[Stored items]
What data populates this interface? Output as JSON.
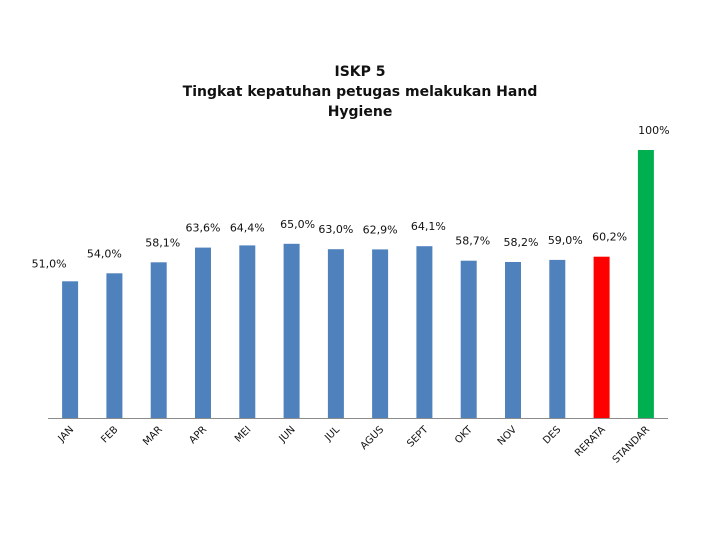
{
  "chart_data": {
    "type": "bar",
    "title_lines": [
      "ISKP 5",
      "Tingkat kepatuhan petugas melakukan Hand",
      "Hygiene"
    ],
    "categories": [
      "JAN",
      "FEB",
      "MAR",
      "APR",
      "MEI",
      "JUN",
      "JUL",
      "AGUS",
      "SEPT",
      "OKT",
      "NOV",
      "DES",
      "RERATA",
      "STANDAR"
    ],
    "values": [
      51.0,
      54.0,
      58.1,
      63.6,
      64.4,
      65.0,
      63.0,
      62.9,
      64.1,
      58.7,
      58.2,
      59.0,
      60.2,
      100
    ],
    "data_labels": [
      "51,0%",
      "54,0%",
      "58,1%",
      "63,6%",
      "64,4%",
      "65,0%",
      "63,0%",
      "62,9%",
      "64,1%",
      "58,7%",
      "58,2%",
      "59,0%",
      "60,2%",
      "100%"
    ],
    "colors": [
      "#4f81bd",
      "#4f81bd",
      "#4f81bd",
      "#4f81bd",
      "#4f81bd",
      "#4f81bd",
      "#4f81bd",
      "#4f81bd",
      "#4f81bd",
      "#4f81bd",
      "#4f81bd",
      "#4f81bd",
      "#ff0000",
      "#00b050"
    ],
    "ylim": [
      0,
      100
    ],
    "xlabel": "",
    "ylabel": "",
    "grid": false,
    "legend": "none"
  }
}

▶ **THE EXERCISE**
Drop the pictures and reproduce the rest of the entries above exactly.

▶ **SOLUTION FOR THIS PROBLEM**
What data populates this interface? Output as JSON.
{
  "chart_data": {
    "type": "bar",
    "title_lines": [
      "ISKP 5",
      "Tingkat kepatuhan petugas melakukan Hand",
      "Hygiene"
    ],
    "categories": [
      "JAN",
      "FEB",
      "MAR",
      "APR",
      "MEI",
      "JUN",
      "JUL",
      "AGUS",
      "SEPT",
      "OKT",
      "NOV",
      "DES",
      "RERATA",
      "STANDAR"
    ],
    "values": [
      51.0,
      54.0,
      58.1,
      63.6,
      64.4,
      65.0,
      63.0,
      62.9,
      64.1,
      58.7,
      58.2,
      59.0,
      60.2,
      100
    ],
    "data_labels": [
      "51,0%",
      "54,0%",
      "58,1%",
      "63,6%",
      "64,4%",
      "65,0%",
      "63,0%",
      "62,9%",
      "64,1%",
      "58,7%",
      "58,2%",
      "59,0%",
      "60,2%",
      "100%"
    ],
    "colors": [
      "#4f81bd",
      "#4f81bd",
      "#4f81bd",
      "#4f81bd",
      "#4f81bd",
      "#4f81bd",
      "#4f81bd",
      "#4f81bd",
      "#4f81bd",
      "#4f81bd",
      "#4f81bd",
      "#4f81bd",
      "#ff0000",
      "#00b050"
    ],
    "ylim": [
      0,
      100
    ],
    "xlabel": "",
    "ylabel": "",
    "grid": false,
    "legend": "none"
  }
}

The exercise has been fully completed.